— Start of Data rows —
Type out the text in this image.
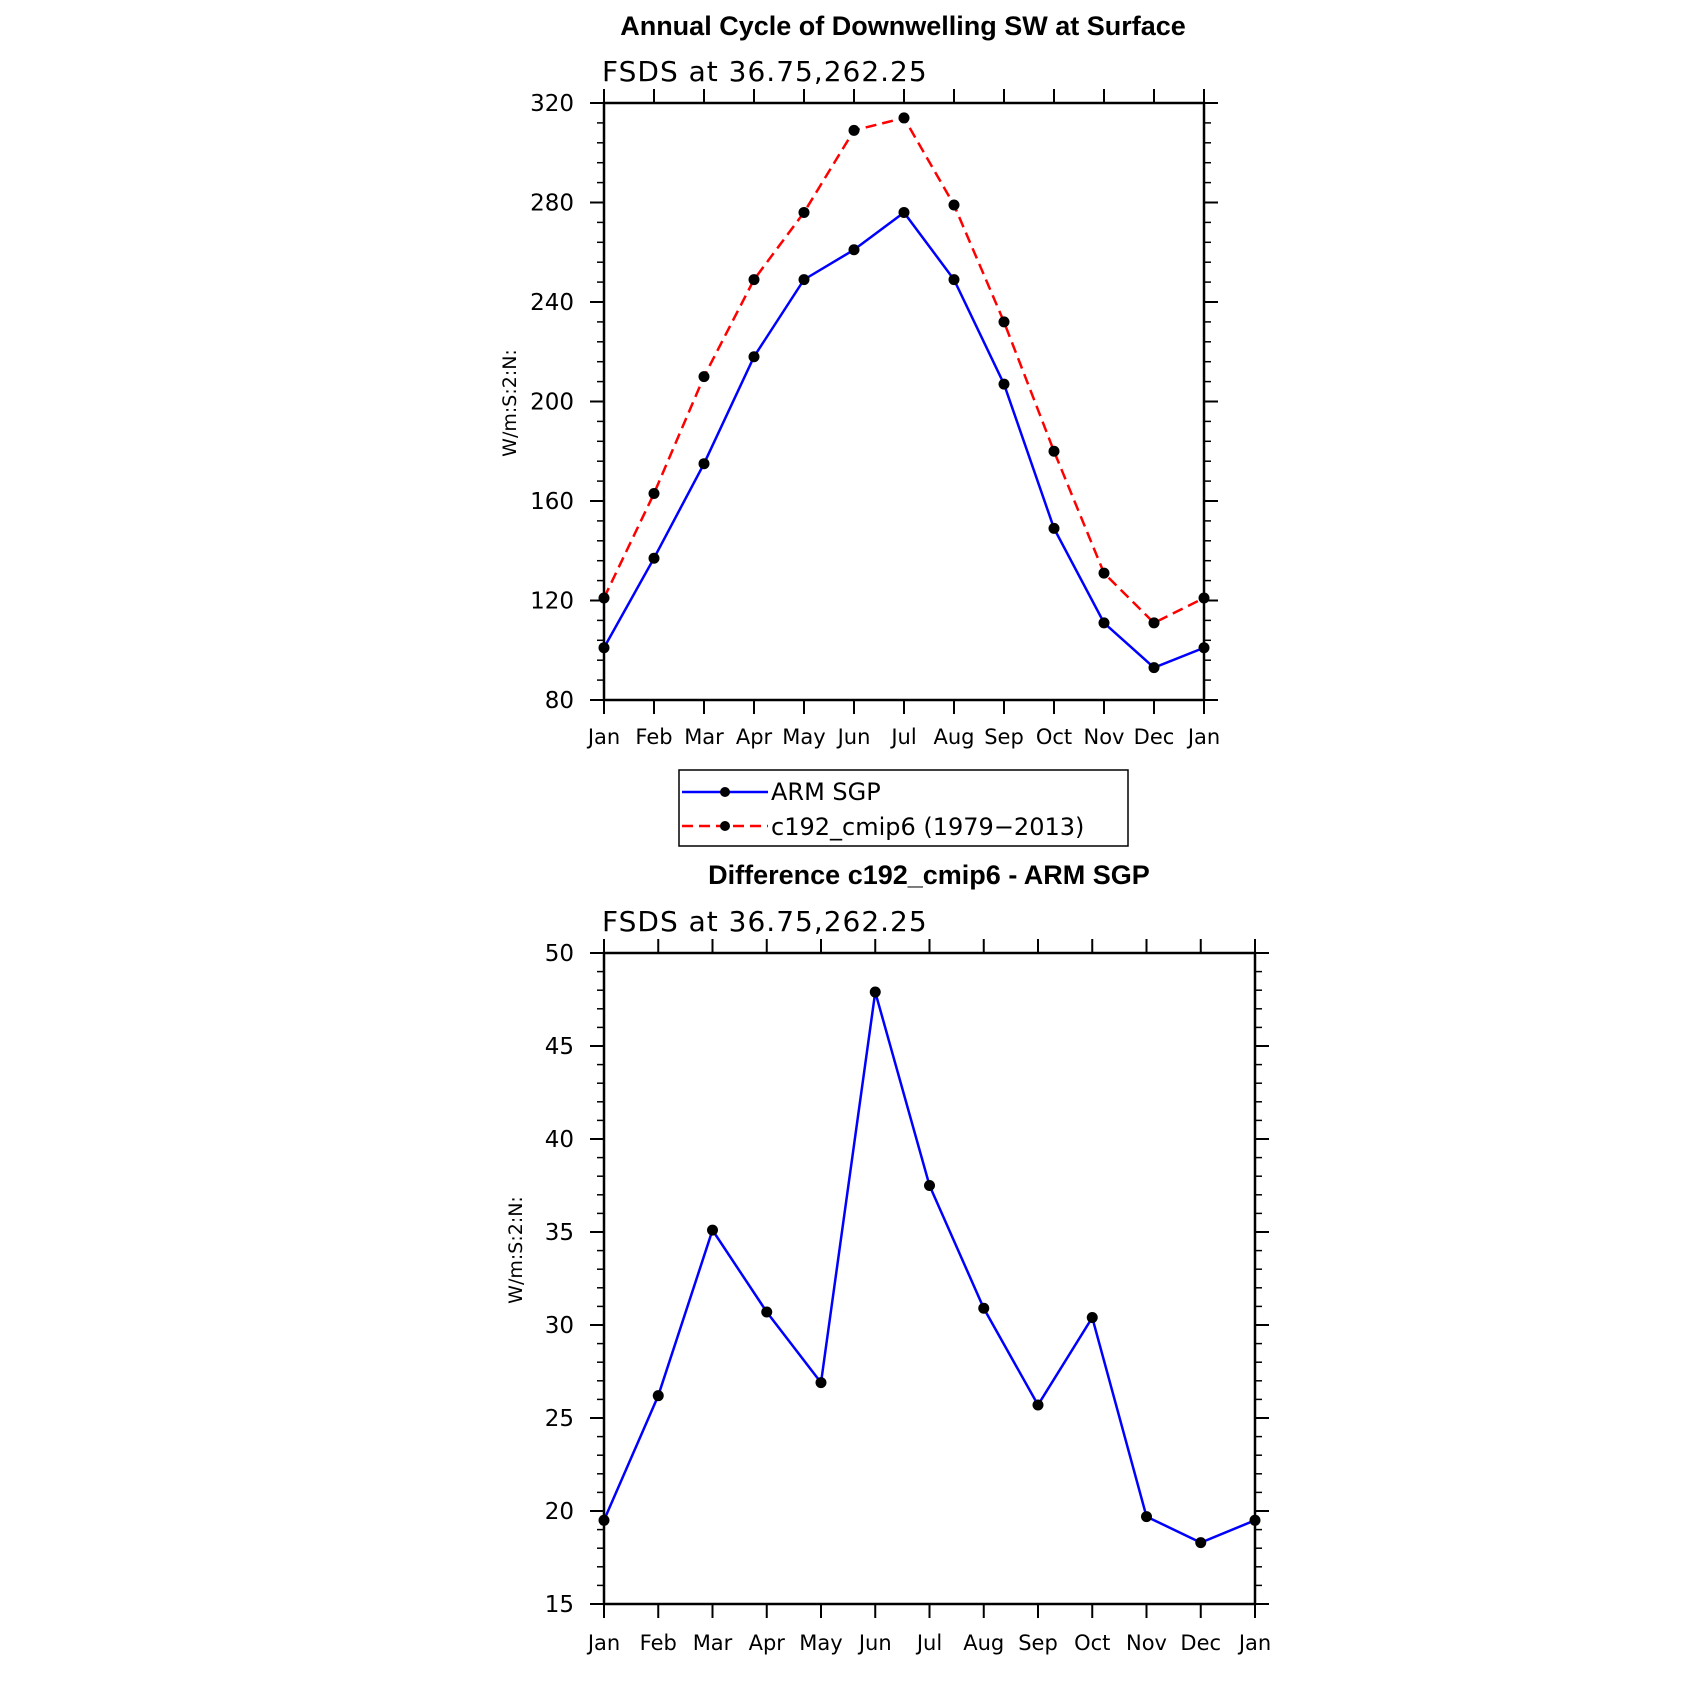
Annual Cycle of Downwelling SW at Surface
FSDS at 36.75,262.25
W/m:S:2:N:
Jan Feb Mar Apr May Jun Jul Aug Sep Oct Nov Dec Jan
80
120
160
200
240
280
320
ARM SGP
c192_cmip6 (1979−2013)
Difference c192_cmip6 - ARM SGP
FSDS at 36.75,262.25
W/m:S:2:N:
Jan Feb Mar Apr May Jun Jul Aug Sep Oct Nov Dec Jan
15
20
25
30
35
40
45
50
— End of Data rows —
§ Given instruction
Transcribe every line in the entries above, taking out only the images.

§ Written response
Type out the text in this image.
Annual Cycle of Downwelling SW at Surface
FSDS at 36.75,262.25
W/m:S:2:N:
Jan Feb Mar Apr May Jun Jul Aug Sep Oct Nov Dec Jan
80
120
160
200
240
280
320
ARM SGP
c192_cmip6 (1979−2013)
Difference c192_cmip6 - ARM SGP
FSDS at 36.75,262.25
W/m:S:2:N:
Jan Feb Mar Apr May Jun Jul Aug Sep Oct Nov Dec Jan
15
20
25
30
35
40
45
50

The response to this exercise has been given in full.